--- YOUR TASK ---
Scan each line of the records for the word "content" and extract the ones that have it.

--- DATA LISTING ---
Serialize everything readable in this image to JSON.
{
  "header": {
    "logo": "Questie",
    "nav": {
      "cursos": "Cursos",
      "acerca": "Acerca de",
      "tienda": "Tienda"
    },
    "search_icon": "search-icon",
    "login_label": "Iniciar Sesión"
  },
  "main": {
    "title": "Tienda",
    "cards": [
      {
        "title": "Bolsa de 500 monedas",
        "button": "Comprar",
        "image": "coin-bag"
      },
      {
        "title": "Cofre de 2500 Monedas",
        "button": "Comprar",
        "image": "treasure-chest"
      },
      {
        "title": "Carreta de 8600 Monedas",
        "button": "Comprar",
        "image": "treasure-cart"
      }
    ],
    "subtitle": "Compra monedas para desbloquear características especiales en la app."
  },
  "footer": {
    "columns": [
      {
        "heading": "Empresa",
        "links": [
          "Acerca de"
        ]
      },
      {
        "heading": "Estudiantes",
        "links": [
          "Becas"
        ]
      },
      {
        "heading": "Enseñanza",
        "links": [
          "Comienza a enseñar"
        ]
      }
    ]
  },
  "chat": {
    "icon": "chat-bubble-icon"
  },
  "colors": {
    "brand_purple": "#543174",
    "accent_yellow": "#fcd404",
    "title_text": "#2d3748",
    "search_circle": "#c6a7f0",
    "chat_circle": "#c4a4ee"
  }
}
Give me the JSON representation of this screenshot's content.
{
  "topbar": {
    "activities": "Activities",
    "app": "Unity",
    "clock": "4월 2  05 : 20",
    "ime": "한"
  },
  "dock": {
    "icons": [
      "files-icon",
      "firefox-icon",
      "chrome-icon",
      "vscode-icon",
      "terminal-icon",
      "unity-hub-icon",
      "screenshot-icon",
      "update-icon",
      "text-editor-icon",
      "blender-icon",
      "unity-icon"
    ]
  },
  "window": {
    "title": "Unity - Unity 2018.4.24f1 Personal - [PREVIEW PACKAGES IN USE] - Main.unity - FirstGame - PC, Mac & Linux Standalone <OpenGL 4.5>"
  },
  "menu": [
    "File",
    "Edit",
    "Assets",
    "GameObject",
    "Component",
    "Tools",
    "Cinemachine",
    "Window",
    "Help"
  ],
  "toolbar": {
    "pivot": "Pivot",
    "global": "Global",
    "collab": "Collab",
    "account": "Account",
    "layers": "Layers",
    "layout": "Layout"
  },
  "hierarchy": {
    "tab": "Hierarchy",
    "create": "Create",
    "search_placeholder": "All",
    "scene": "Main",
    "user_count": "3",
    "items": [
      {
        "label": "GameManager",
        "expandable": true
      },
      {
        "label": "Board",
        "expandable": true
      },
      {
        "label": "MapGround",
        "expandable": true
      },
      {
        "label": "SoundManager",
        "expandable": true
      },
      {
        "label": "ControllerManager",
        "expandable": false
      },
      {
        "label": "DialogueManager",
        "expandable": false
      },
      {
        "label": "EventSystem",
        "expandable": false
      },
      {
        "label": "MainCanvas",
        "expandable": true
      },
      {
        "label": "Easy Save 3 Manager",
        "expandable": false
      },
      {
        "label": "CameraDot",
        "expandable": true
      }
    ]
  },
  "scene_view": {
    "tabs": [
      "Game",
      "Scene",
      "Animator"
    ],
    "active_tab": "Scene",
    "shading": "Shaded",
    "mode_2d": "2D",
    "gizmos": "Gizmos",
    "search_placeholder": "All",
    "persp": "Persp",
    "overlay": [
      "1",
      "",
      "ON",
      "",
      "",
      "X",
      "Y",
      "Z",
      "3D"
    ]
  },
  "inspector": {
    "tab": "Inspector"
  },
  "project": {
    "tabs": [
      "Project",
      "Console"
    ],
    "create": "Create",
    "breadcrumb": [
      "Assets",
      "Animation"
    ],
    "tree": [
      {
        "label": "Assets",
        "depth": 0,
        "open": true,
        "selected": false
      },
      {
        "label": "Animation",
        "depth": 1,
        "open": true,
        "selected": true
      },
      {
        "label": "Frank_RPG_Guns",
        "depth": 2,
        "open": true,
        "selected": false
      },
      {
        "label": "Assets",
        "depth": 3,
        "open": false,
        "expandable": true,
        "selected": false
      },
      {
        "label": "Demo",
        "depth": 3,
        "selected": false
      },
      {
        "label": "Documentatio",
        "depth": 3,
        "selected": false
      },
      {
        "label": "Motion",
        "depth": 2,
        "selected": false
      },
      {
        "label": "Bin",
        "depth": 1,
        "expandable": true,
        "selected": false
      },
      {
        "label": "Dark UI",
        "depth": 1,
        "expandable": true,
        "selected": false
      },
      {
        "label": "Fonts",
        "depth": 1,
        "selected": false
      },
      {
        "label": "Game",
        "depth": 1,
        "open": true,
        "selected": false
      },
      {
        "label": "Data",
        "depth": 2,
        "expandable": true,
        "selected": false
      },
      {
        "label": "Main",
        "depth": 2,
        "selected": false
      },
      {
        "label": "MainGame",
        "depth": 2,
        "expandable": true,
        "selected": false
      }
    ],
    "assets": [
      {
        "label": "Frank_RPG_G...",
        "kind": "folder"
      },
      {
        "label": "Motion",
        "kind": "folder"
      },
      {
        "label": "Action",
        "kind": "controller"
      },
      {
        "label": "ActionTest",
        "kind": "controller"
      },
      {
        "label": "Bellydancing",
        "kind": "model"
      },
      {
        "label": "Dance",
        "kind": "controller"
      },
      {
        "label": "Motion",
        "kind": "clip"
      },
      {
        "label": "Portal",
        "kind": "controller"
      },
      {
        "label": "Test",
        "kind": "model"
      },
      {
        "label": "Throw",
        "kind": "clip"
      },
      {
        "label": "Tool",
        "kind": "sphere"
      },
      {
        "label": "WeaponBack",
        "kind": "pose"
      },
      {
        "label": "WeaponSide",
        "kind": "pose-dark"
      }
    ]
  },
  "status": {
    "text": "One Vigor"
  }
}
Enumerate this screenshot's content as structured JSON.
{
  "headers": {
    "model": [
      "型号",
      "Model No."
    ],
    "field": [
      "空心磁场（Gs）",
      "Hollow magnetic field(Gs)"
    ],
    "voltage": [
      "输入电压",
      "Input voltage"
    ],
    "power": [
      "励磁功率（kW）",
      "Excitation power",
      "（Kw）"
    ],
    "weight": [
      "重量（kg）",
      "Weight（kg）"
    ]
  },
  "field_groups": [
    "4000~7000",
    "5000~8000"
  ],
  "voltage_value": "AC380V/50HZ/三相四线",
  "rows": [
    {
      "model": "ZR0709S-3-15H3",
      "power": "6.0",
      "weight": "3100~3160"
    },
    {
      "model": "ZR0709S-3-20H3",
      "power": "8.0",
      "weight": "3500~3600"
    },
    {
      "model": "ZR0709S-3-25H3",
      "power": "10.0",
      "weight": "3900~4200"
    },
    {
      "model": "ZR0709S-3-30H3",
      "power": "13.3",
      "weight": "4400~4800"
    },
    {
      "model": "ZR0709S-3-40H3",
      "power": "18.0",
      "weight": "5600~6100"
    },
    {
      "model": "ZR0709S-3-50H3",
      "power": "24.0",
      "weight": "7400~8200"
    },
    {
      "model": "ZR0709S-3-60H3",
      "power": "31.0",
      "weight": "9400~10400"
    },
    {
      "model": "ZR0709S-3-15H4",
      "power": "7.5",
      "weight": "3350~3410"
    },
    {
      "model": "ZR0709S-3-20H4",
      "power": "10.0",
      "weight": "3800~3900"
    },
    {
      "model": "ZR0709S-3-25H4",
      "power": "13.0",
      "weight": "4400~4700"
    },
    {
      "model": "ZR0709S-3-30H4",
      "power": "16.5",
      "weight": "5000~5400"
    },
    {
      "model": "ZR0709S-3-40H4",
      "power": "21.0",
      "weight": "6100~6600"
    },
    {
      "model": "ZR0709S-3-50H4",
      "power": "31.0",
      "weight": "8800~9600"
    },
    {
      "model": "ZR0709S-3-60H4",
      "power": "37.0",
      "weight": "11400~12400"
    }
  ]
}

--- ANSWER FOR THE TASK ---
Give me the JSON representation of this screenshot's content.
Enumerate this screenshot's content as structured JSON.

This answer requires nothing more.